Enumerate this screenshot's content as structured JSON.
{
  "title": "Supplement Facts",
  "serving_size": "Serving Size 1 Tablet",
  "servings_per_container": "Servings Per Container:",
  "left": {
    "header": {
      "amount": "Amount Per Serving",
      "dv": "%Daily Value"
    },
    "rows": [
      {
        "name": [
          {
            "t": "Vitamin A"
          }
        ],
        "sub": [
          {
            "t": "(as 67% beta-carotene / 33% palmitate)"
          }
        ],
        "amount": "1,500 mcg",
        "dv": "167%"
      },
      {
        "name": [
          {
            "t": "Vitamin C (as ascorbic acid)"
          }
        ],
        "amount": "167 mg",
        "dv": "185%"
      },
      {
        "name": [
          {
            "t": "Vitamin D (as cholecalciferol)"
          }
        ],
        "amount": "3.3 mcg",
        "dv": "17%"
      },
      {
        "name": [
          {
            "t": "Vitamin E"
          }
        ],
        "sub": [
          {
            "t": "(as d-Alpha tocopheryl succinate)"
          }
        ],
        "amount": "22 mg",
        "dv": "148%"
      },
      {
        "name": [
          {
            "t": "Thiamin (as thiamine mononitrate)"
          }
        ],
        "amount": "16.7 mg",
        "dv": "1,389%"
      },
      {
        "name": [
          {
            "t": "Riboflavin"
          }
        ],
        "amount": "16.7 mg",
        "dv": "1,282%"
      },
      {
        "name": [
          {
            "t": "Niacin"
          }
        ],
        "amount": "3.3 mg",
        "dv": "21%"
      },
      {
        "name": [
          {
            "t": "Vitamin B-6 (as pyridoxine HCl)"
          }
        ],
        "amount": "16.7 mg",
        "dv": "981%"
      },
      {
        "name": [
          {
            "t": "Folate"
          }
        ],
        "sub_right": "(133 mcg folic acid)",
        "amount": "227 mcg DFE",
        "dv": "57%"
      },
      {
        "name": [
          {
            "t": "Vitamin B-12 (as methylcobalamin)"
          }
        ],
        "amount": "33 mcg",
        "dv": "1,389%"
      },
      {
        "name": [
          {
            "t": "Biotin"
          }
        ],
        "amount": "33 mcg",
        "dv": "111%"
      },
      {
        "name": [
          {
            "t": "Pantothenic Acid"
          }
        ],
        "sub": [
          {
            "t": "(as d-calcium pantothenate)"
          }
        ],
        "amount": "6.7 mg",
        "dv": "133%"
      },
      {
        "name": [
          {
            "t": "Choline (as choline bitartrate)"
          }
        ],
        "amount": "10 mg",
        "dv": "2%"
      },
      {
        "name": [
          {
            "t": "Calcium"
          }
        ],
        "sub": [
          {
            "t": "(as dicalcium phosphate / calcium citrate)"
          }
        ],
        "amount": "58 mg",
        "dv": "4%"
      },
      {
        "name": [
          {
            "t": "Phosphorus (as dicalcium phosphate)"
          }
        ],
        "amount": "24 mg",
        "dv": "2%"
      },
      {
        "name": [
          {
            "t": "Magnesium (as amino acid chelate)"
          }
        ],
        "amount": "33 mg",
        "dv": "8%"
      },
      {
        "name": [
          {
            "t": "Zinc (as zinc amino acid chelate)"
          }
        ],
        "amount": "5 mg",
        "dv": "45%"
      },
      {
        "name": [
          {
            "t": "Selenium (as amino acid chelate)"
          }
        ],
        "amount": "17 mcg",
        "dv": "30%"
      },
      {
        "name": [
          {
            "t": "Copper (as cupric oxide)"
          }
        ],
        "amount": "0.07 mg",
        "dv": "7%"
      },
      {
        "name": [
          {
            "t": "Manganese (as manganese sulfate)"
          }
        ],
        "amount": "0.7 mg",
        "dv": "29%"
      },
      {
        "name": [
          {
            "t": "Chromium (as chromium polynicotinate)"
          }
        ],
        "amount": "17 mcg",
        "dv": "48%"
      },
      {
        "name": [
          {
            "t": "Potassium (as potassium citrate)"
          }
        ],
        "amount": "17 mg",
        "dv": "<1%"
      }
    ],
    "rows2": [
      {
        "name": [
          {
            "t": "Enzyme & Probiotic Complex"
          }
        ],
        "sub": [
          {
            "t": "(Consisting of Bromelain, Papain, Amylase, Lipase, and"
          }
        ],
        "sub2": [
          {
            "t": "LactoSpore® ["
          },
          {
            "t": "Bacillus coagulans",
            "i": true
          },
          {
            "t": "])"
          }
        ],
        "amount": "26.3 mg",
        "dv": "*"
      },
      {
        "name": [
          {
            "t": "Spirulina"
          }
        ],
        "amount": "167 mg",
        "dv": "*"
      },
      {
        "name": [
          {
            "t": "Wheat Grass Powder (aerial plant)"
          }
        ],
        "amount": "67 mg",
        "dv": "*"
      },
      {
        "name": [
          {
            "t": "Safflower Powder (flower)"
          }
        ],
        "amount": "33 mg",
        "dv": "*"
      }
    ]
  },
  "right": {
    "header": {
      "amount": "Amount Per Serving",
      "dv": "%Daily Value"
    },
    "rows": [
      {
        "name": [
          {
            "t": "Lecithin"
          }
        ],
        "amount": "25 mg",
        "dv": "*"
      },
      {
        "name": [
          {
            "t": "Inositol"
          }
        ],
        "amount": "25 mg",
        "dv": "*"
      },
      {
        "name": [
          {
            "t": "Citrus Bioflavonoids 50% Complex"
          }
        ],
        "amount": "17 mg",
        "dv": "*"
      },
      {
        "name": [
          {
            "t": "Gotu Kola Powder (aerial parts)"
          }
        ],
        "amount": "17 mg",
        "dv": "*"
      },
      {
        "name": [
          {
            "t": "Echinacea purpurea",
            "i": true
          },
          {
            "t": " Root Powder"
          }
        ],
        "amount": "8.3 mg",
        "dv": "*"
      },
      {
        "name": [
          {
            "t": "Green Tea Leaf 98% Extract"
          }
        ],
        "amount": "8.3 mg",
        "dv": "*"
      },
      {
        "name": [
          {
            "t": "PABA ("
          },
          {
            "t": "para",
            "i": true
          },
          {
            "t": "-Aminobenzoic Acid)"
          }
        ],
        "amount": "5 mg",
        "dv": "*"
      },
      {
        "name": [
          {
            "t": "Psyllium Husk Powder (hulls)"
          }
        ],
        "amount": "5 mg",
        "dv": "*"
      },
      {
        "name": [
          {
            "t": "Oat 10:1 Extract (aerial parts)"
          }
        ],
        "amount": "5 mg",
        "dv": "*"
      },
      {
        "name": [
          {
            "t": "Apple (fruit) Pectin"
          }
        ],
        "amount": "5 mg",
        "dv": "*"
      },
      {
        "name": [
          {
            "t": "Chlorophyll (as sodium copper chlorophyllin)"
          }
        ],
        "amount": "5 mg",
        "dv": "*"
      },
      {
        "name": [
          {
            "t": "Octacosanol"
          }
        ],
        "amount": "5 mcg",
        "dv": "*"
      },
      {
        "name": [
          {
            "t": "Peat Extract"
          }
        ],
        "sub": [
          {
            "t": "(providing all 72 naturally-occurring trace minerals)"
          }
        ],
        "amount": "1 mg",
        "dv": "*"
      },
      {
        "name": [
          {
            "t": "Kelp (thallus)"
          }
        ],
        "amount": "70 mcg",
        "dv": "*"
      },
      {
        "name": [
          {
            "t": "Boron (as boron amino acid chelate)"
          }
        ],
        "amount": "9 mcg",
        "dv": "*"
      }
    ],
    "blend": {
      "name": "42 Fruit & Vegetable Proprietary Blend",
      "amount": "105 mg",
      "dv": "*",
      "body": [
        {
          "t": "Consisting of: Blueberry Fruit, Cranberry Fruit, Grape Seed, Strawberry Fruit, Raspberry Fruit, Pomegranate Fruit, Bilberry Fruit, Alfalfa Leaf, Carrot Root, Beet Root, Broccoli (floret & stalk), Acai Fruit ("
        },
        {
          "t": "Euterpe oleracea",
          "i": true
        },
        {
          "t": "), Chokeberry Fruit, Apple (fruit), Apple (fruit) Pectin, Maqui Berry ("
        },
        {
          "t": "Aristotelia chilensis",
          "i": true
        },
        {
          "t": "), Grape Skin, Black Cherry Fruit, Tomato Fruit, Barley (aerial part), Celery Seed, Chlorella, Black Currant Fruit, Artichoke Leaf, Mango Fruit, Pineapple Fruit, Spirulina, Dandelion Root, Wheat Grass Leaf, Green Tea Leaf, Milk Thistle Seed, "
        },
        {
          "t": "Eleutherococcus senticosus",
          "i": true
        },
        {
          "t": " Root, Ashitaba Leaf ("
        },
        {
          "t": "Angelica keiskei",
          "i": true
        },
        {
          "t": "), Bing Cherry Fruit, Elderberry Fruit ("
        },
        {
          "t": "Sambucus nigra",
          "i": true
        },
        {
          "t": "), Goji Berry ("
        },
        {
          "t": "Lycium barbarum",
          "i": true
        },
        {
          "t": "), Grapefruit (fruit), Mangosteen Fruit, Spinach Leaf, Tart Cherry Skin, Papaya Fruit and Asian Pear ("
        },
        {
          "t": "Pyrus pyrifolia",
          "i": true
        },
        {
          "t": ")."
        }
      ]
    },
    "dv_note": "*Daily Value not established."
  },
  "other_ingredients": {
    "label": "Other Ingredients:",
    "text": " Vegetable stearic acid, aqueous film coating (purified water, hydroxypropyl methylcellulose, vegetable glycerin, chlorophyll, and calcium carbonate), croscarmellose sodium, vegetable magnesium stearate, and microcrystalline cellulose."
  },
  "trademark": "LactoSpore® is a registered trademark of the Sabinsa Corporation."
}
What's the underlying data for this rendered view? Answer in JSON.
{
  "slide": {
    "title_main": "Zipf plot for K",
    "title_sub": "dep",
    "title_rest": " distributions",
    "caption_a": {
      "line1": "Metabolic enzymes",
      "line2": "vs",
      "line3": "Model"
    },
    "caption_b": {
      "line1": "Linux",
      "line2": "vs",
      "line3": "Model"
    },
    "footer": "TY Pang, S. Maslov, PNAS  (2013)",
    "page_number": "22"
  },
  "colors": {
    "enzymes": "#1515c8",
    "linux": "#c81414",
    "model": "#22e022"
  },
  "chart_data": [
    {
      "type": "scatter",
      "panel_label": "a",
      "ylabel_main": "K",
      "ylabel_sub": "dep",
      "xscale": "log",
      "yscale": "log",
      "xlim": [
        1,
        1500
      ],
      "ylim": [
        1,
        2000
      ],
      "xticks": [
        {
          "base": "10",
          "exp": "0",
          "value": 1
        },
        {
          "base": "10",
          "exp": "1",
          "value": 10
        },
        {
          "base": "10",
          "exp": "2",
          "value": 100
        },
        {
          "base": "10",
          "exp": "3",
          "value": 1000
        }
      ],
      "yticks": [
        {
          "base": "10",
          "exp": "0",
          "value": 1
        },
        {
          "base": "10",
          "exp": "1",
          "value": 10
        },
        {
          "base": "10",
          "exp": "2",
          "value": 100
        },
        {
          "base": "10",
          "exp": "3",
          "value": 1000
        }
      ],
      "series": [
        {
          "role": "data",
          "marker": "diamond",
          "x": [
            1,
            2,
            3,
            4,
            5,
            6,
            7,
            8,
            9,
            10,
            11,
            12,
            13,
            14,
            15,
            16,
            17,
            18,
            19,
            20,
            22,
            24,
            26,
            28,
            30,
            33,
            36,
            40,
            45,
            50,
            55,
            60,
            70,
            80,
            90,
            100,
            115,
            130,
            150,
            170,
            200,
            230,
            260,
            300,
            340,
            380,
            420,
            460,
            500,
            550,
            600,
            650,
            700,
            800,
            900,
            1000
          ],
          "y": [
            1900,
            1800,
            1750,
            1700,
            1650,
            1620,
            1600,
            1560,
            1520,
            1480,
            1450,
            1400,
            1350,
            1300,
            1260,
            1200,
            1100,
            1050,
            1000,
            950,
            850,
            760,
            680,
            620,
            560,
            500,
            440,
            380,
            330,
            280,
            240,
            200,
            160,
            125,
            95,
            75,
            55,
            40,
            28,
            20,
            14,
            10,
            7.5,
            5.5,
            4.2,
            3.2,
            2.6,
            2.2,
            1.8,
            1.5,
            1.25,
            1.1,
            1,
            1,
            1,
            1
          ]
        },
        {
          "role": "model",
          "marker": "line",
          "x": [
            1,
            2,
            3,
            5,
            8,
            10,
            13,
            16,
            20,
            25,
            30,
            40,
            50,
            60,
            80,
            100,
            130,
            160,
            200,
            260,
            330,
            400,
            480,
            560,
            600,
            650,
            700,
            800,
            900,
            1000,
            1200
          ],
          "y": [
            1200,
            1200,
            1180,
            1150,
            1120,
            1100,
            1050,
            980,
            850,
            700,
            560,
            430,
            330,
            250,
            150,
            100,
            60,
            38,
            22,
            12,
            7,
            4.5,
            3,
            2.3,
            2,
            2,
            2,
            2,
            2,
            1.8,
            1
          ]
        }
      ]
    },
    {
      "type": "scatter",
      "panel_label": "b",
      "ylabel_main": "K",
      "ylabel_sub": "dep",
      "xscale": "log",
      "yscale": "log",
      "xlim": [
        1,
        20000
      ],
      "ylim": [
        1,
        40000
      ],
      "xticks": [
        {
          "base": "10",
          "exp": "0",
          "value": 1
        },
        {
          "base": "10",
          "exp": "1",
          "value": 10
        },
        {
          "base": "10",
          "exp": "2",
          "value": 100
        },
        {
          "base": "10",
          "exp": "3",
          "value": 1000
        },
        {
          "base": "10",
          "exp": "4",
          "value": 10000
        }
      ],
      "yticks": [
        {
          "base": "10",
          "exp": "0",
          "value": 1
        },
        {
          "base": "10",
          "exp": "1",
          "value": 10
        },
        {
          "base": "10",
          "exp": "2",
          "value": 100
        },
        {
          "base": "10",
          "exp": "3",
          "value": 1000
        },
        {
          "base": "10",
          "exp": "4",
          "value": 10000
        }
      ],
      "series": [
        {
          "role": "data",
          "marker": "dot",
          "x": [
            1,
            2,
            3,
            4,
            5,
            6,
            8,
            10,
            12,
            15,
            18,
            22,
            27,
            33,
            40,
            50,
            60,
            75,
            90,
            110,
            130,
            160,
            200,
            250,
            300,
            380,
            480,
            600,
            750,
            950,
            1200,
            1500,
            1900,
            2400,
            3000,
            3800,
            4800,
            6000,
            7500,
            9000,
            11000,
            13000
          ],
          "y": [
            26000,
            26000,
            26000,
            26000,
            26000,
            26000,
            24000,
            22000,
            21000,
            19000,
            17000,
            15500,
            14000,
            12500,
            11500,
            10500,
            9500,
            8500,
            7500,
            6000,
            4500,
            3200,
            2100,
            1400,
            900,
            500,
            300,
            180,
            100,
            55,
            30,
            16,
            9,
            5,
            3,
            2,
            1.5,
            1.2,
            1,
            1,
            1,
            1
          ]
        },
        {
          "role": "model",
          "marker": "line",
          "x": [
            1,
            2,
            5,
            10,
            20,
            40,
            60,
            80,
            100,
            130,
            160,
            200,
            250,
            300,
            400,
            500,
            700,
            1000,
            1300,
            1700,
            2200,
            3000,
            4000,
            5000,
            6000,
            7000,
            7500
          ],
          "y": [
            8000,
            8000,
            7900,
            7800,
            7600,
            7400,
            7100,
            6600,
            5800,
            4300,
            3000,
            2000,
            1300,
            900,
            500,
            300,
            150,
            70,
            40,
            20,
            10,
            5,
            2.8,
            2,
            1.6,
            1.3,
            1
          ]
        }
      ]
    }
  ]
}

**Exercise aim**. Please go through the entries and show every line with the word "citrate".

**Finished task**.
            "t": "(as dicalcium phosphate / calcium citrate)"
            "t": "Potassium (as potassium citrate)"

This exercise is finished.